**Request**
Filter the lines below, copying only those with the string "ALUMNADO".

(Stored dataset items)
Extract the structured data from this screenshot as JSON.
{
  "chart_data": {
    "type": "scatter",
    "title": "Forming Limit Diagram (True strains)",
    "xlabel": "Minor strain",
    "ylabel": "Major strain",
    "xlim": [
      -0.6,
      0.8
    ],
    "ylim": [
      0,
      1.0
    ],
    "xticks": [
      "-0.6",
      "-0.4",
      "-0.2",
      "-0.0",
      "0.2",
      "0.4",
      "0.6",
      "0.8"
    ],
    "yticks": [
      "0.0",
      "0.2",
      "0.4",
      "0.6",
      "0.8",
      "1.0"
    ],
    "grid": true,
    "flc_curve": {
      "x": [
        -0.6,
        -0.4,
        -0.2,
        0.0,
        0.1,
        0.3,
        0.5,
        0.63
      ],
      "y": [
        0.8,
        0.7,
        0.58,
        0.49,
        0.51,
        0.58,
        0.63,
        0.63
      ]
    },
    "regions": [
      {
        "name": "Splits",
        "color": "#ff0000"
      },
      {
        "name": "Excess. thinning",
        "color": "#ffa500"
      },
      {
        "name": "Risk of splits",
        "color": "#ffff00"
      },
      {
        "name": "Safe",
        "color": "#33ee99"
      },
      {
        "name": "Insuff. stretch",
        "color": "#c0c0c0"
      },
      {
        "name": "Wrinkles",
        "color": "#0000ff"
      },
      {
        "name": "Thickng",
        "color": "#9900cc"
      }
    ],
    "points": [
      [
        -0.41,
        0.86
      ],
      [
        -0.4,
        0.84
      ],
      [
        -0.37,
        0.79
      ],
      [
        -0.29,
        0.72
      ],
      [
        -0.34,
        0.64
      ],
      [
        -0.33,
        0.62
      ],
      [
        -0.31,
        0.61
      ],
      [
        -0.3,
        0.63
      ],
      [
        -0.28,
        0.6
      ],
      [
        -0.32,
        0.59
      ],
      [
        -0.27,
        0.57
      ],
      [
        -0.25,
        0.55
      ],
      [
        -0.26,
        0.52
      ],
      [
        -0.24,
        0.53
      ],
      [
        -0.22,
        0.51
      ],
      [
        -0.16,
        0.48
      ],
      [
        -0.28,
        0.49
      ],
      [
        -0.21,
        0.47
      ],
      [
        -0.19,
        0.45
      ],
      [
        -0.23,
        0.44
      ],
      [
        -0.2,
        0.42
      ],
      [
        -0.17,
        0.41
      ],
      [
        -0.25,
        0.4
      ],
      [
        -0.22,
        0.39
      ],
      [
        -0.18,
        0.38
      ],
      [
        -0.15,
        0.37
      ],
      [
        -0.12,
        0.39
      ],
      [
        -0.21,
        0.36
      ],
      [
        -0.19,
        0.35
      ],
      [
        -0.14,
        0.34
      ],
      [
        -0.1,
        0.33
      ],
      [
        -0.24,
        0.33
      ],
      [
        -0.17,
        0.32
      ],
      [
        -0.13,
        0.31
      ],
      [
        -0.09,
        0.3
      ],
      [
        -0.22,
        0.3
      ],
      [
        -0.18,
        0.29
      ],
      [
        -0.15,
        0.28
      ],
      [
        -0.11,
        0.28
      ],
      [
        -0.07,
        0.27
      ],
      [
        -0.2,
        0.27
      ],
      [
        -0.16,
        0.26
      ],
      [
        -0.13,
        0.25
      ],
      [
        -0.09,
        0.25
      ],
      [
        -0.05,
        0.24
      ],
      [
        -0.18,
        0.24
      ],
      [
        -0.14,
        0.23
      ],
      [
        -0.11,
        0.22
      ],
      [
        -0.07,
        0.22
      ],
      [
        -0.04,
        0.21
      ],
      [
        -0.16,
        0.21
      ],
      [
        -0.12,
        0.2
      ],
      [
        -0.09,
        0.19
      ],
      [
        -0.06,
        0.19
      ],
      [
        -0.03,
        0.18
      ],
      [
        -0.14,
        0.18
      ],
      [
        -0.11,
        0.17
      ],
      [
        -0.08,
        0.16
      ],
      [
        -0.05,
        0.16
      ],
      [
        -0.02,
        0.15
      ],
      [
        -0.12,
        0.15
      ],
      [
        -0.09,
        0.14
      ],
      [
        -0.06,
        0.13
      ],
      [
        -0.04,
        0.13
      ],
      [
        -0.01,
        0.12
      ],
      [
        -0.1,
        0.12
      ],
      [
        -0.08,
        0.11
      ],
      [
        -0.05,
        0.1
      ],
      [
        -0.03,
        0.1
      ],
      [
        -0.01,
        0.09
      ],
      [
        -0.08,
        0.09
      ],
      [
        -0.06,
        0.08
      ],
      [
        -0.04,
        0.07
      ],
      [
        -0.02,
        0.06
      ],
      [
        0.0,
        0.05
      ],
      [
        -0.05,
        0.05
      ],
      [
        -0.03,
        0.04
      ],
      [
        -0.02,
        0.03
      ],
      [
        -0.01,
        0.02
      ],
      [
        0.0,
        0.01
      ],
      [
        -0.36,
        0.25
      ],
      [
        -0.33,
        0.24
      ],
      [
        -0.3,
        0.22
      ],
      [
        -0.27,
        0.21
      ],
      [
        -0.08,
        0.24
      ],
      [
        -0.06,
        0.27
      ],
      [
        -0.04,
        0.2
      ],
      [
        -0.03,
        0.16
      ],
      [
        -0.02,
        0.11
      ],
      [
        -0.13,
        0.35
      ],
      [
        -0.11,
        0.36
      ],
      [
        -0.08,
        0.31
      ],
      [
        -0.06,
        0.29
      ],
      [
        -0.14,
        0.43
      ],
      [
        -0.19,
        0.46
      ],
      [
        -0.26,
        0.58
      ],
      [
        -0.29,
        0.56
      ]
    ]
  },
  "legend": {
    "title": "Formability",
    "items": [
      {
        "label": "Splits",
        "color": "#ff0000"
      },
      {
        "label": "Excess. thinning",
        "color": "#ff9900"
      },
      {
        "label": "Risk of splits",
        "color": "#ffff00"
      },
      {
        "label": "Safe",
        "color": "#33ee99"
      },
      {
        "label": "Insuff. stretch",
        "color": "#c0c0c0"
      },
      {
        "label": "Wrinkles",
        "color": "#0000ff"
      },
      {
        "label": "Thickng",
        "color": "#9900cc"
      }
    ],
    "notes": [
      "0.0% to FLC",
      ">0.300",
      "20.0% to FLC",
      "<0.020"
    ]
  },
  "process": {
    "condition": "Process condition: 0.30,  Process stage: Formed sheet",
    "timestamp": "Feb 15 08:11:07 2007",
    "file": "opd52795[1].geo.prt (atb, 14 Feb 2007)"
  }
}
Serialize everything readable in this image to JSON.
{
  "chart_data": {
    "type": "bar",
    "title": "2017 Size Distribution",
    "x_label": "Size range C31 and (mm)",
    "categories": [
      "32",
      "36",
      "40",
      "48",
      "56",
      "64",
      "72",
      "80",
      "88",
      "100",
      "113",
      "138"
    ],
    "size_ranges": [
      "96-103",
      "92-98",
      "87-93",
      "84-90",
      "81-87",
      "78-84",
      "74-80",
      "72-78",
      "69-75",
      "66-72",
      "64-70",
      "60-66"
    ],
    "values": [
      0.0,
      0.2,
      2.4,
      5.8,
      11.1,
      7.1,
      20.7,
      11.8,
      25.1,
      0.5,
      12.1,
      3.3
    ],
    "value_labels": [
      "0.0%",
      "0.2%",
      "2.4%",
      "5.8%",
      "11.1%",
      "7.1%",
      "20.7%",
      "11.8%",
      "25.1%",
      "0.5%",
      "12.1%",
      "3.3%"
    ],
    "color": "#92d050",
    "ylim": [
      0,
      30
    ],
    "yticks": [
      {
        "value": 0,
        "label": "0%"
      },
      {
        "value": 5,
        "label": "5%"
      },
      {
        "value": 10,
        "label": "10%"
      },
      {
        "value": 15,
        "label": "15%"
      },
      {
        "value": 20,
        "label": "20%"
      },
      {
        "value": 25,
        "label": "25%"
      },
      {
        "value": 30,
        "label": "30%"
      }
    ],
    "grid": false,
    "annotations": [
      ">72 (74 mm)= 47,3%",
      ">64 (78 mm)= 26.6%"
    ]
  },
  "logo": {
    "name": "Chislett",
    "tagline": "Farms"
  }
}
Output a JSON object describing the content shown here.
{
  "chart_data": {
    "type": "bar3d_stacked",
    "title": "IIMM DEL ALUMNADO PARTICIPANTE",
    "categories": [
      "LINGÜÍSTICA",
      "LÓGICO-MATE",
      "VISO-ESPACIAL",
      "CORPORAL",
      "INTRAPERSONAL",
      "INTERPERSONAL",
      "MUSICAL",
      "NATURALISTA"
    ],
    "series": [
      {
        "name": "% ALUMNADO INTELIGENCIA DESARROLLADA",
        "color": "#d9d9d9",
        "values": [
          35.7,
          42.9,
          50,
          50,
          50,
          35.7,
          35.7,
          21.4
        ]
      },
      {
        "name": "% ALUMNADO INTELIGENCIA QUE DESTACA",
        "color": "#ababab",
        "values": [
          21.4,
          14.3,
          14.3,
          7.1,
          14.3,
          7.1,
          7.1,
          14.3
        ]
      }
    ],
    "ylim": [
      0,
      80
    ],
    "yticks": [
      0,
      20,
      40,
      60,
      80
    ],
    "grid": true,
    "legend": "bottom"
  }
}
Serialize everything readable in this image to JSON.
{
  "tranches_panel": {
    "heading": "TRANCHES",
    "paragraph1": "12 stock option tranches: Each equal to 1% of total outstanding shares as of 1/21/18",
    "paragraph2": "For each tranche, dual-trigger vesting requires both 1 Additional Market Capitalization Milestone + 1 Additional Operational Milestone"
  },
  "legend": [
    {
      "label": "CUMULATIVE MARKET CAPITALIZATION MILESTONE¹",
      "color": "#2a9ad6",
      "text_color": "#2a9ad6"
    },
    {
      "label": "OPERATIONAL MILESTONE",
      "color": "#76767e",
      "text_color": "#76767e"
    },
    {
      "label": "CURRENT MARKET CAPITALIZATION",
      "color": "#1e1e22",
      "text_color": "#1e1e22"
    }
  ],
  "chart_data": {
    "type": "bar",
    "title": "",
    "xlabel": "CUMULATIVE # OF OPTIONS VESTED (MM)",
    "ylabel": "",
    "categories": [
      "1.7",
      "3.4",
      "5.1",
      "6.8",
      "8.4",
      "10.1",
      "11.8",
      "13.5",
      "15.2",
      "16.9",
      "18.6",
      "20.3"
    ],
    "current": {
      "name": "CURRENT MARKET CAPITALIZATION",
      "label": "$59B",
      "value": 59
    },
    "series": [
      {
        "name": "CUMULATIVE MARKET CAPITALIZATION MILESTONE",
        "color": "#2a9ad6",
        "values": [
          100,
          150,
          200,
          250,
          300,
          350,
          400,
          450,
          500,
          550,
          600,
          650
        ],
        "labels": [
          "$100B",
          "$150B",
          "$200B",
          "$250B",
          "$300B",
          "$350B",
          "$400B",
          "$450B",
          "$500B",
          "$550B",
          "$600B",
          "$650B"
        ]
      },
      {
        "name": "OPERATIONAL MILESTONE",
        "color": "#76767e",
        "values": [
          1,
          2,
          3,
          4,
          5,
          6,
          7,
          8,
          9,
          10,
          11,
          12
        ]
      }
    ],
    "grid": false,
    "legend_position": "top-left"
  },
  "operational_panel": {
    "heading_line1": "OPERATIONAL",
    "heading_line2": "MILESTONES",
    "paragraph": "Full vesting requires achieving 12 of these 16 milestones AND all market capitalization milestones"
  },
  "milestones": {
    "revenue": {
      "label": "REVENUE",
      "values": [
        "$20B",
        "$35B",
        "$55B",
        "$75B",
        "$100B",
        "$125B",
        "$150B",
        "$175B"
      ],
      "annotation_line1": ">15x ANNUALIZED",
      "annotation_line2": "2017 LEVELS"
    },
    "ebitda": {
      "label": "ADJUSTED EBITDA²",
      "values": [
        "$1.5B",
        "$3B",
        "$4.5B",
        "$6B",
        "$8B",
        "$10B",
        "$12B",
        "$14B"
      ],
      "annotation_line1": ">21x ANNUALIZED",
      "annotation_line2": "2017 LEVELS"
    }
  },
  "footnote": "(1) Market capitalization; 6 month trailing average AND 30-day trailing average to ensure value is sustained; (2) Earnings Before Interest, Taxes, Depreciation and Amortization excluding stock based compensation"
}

**Response below**
    "title": "IIMM DEL ALUMNADO PARTICIPANTE",
        "name": "% ALUMNADO INTELIGENCIA DESARROLLADA",
        "name": "% ALUMNADO INTELIGENCIA QUE DESTACA",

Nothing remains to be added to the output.